→ **Given exercise**:
Exclude the pictures, then repeat the remaining data exactly.

## begin Records for this exercise

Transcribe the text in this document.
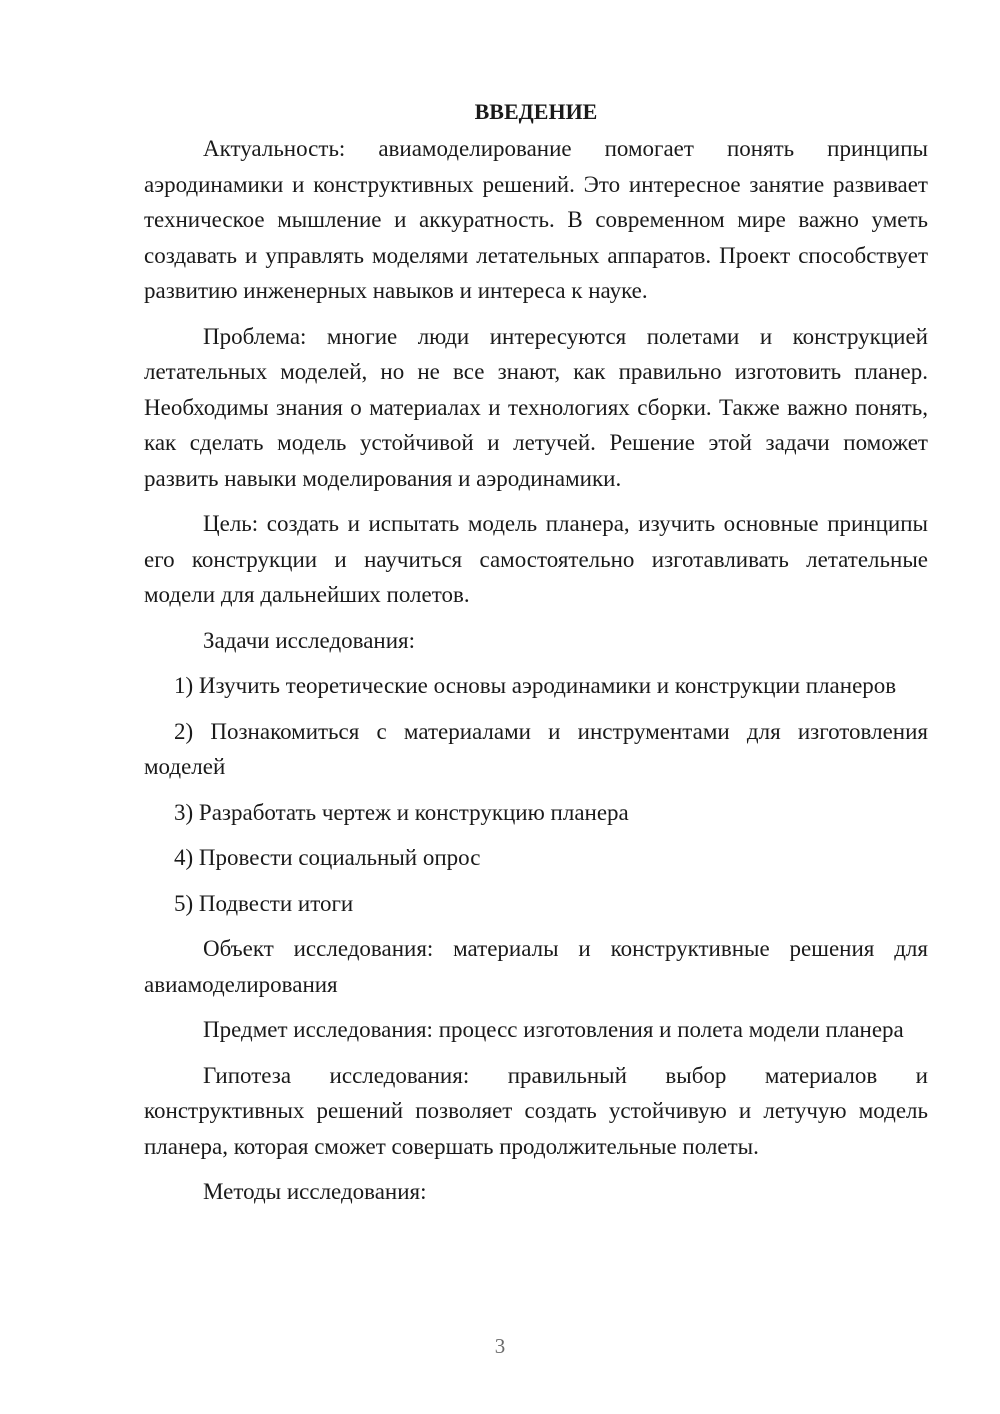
ВВЕДЕНИЕ

Актуальность: авиамоделирование помогает понять принципы аэродинамики и конструктивных решений. Это интересное занятие развивает техническое мышление и аккуратность. В современном мире важно уметь создавать и управлять моделями летательных аппаратов. Проект способствует развитию инженерных навыков и интереса к науке.

Проблема: многие люди интересуются полетами и конструкцией летательных моделей, но не все знают, как правильно изготовить планер. Необходимы знания о материалах и технологиях сборки. Также важно понять, как сделать модель устойчивой и летучей. Решение этой задачи поможет развить навыки моделирования и аэродинамики.

Цель: создать и испытать модель планера, изучить основные принципы его конструкции и научиться самостоятельно изготавливать летательные модели для дальнейших полетов.

Задачи исследования:

1) Изучить теоретические основы аэродинамики и конструкции планеров

2) Познакомиться с материалами и инструментами для изготовления моделей

3) Разработать чертеж и конструкцию планера

4) Провести социальный опрос

5) Подвести итоги

Объект исследования: материалы и конструктивные решения для авиамоделирования

Предмет исследования: процесс изготовления и полета модели планера

Гипотеза исследования: правильный выбор материалов и конструктивных решений позволяет создать устойчивую и летучую модель планера, которая сможет совершать продолжительные полеты.

Методы исследования:

3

## end Records for this exercise

→ **Task solution**:
Transcribe the text in this document.
ВВЕДЕНИЕ

Актуальность: авиамоделирование помогает понять принципы аэродинамики и конструктивных решений. Это интересное занятие развивает техническое мышление и аккуратность. В современном мире важно уметь создавать и управлять моделями летательных аппаратов. Проект способствует развитию инженерных навыков и интереса к науке.

Проблема: многие люди интересуются полетами и конструкцией летательных моделей, но не все знают, как правильно изготовить планер. Необходимы знания о материалах и технологиях сборки. Также важно понять, как сделать модель устойчивой и летучей. Решение этой задачи поможет развить навыки моделирования и аэродинамики.

Цель: создать и испытать модель планера, изучить основные принципы его конструкции и научиться самостоятельно изготавливать летательные модели для дальнейших полетов.

Задачи исследования:

1) Изучить теоретические основы аэродинамики и конструкции планеров

2) Познакомиться с материалами и инструментами для изготовления моделей

3) Разработать чертеж и конструкцию планера

4) Провести социальный опрос

5) Подвести итоги

Объект исследования: материалы и конструктивные решения для авиамоделирования

Предмет исследования: процесс изготовления и полета модели планера

Гипотеза исследования: правильный выбор материалов и конструктивных решений позволяет создать устойчивую и летучую модель планера, которая сможет совершать продолжительные полеты.

Методы исследования:

3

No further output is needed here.